● **TEXT SECTION**:
====================

I remember particularly one student who had written and let me say out loud to the class, “Joey said, ‘I’m horrible at this. I’m going to fail.’” I went to Joey’s ear, with everybody watching and listening as well in the classroom, and I said, “What would you say to someone who walked up to you and said you’re horrible, you’re going to fail this test, you’re worth nothing?” Everybody, these fourth and fifth graders, were like, “Tell them to get the heck out of here. Tell them to get away from me forever.”
The point we were getting across every day was why would we let our thoughts tell ourselves that. We’re never ever taught that. We assume that the mind filters out bad thoughts and only keeps good thoughts. It is not true. The mind keeps both. The mind can’t tell the difference between what is true and what is imagined, which is why we can get so startled by things. There are so many proofs of this.
Ultimately, as I say, I just delete the thoughts that I don’t want. I say delete, like on a phone, I delete them. I just don’t let them grow. Because we end up believing even those random thoughts that come out of nowhere and mean nothing. Like you’re driving down the street, you see an accident, and somewhere in your head, if you’re paying attention, you might hear something really radical or stupid that’s not you at all, “I hope something bad happens.”

====================

● **STORED RECORDS**:
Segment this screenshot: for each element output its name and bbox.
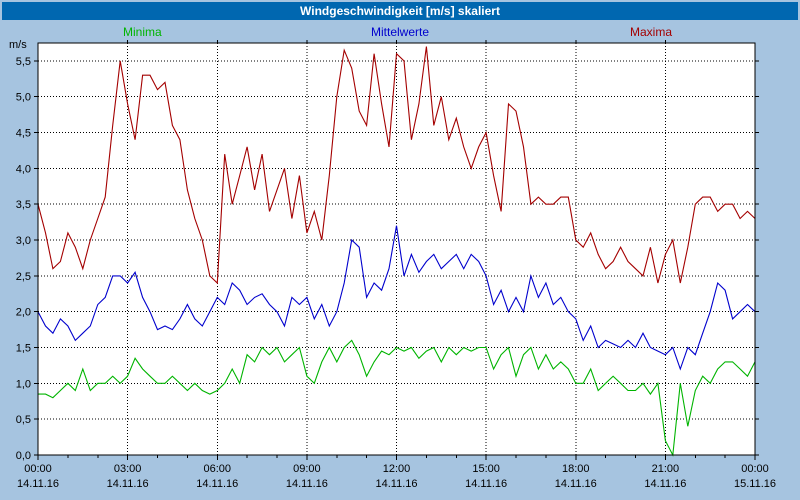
window-title: Windgeschwindigkeit [m/s] skaliert [300,4,500,18]
x-tick-time-label: 03:00 [114,463,142,475]
y-tick-label: 3,0 [16,235,31,247]
y-tick-label: 4,5 [16,128,31,140]
series-line-maxima [37,46,756,285]
y-tick-label: 2,5 [16,271,31,283]
x-tick-time-label: 12:00 [383,463,411,475]
x-tick-time-label: 09:00 [293,463,321,475]
title-bar: Windgeschwindigkeit [m/s] skaliert [2,2,798,20]
x-tick-time-label: 18:00 [562,463,590,475]
y-tick-label: 3,5 [16,199,31,211]
x-tick-time-label: 00:00 [741,463,769,475]
legend-maxima: Maxima [630,25,673,39]
series-line-minima [38,339,756,457]
legend-minima: Minima [123,25,162,39]
x-tick-time-label: 00:00 [24,463,52,475]
y-tick-label: 0,0 [16,450,31,462]
plot-area [38,43,755,455]
series-line-mittelwerte [37,225,756,371]
x-tick-time-label: 15:00 [472,463,500,475]
y-tick-label: 2,0 [16,307,31,319]
x-tick-date-label: 14.11.16 [196,478,238,490]
x-tick-time-label: 06:00 [203,463,231,475]
x-tick-date-label: 14.11.16 [644,478,686,490]
y-tick-label: 4,0 [16,163,31,175]
x-tick-time-label: 21:00 [652,463,680,475]
x-tick-date-label: 14.11.16 [107,478,149,490]
y-axis-unit-label: m/s [9,39,27,51]
x-tick-date-label: 14.11.16 [17,478,59,490]
y-tick-label: 0,5 [16,414,31,426]
plot-border [37,42,756,456]
legend-mittelwerte: Mittelwerte [370,25,430,39]
x-tick-date-label: 15.11.16 [734,478,776,490]
x-tick-date-label: 14.11.16 [555,478,597,490]
x-tick-date-label: 14.11.16 [375,478,417,490]
y-tick-label: 5,0 [16,92,31,104]
x-tick-date-label: 14.11.16 [465,478,507,490]
y-tick-label: 1,0 [16,378,31,390]
y-tick-label: 1,5 [16,343,31,355]
x-tick-date-label: 14.11.16 [286,478,328,490]
y-tick-label: 5,5 [16,56,31,68]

====================

● **PROBLEMS**:
a) Output as a JSON list of strings the lines of the entries from the line containing "window-title: Windgeschwindigkeit [m/s]" up to and including the line containing "x-tick-time-label: 09:00 [293,463,321,475]". Use one string per line and leave out blank lines.
b) Write what comes next in the passage about deleting unwanted thoughts, picking up after its last sentence.
The passage about negative thoughts has no connection to the entries.

● **ANSWERS TO THE PROBLEMS**:
a)
[
  "window-title: Windgeschwindigkeit [m/s] skaliert [300,4,500,18]",
  "x-tick-time-label: 03:00 [114,463,142,475]",
  "y-tick-label: 3,0 [16,235,31,247]",
  "y-tick-label: 4,5 [16,128,31,140]",
  "series-line-maxima [37,46,756,285]",
  "y-tick-label: 2,5 [16,271,31,283]",
  "x-tick-time-label: 12:00 [383,463,411,475]",
  "x-tick-time-label: 09:00 [293,463,321,475]"
]

b)
The mind, and this is what meditation teaches is that it just throws up thought after thought and none of them are who we are. Because we never come to the understanding and are never taught that we’re not our thoughts, everything we see in the world is our fear of ourselves, because our thoughts are just so out of control. I describe it as the garden of the mind, but we let both weeds and flowers grow there. I’ve seen it in children. It’s just a difficult place to live and we can’t trust our thoughts.
Paula: That is super powerful. It strikes me, too, that that kind of understanding of one’s mind and the power of your thoughts, there’s a larger application for that whole thing right now in today’s world. I feel like a lot of it, especially in the political cycle that we’re currently in, there are a lot of messages of be afraid of everything.
I don’t know if you have reflections or thoughts on it. Obviously, I feel like healing happens at the individual level. Is there something that we can all do as we sit in the middle of all of this to try to turn the tide?
Barron: That’s a huge question. There’s a lot of answers to it. On the one hand, we can only start from where we are. Hearing me say something isn’t going to give you 25 years of daily meditation. Right? I don’t mean that in any way other than simply let’s get real here.
It was like me when I started teaching 20 years ago and didn’t understand why things were so off in the classroom. I simply hadn’t done the work and didn’t understand that I had to start where everyone was. I expected them to be fourth graders, but many of them were reading at first grade levels, and many of them had stunted growth in math. Starting where I thought they were supposed to be was the wrong approach, because it brought about judgment.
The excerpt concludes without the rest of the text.